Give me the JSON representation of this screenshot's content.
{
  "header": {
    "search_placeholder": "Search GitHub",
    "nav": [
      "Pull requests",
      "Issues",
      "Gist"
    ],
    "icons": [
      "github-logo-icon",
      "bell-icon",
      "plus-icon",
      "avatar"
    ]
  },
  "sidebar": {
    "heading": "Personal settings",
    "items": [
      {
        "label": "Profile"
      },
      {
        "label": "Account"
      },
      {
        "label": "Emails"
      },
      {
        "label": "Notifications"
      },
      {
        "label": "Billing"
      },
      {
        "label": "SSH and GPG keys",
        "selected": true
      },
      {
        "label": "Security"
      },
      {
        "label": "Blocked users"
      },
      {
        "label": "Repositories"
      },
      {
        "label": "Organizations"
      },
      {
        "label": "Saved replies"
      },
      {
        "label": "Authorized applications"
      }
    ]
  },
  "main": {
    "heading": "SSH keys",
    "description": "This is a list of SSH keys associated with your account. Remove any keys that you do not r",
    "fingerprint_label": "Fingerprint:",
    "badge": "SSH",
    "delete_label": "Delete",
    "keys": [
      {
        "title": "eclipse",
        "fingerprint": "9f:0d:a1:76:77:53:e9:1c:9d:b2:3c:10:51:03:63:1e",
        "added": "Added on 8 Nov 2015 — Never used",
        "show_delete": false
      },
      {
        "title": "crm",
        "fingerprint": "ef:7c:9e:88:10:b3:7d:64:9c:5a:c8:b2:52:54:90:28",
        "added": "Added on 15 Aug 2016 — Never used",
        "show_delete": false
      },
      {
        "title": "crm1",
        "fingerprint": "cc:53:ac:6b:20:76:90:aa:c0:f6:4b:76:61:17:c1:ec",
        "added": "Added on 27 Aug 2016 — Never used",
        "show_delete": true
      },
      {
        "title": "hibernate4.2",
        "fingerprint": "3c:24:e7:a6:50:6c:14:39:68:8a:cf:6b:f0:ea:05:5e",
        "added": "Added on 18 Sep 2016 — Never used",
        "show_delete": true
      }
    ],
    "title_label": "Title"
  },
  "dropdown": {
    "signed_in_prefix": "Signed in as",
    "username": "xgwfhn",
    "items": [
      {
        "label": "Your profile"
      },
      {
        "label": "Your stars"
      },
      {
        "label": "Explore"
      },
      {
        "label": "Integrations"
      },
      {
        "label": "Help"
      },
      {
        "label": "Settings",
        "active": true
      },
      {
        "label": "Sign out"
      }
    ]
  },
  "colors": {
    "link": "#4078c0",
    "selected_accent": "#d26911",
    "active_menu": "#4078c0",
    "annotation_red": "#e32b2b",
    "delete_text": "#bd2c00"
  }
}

※ ※ ※

Work instructions: All lines holding the word "keys" should be picked out and copied.

Completed task:
        "label": "SSH and GPG keys",
    "heading": "SSH keys",
    "description": "This is a list of SSH keys associated with your account. Remove any keys that you do not r",
    "keys": [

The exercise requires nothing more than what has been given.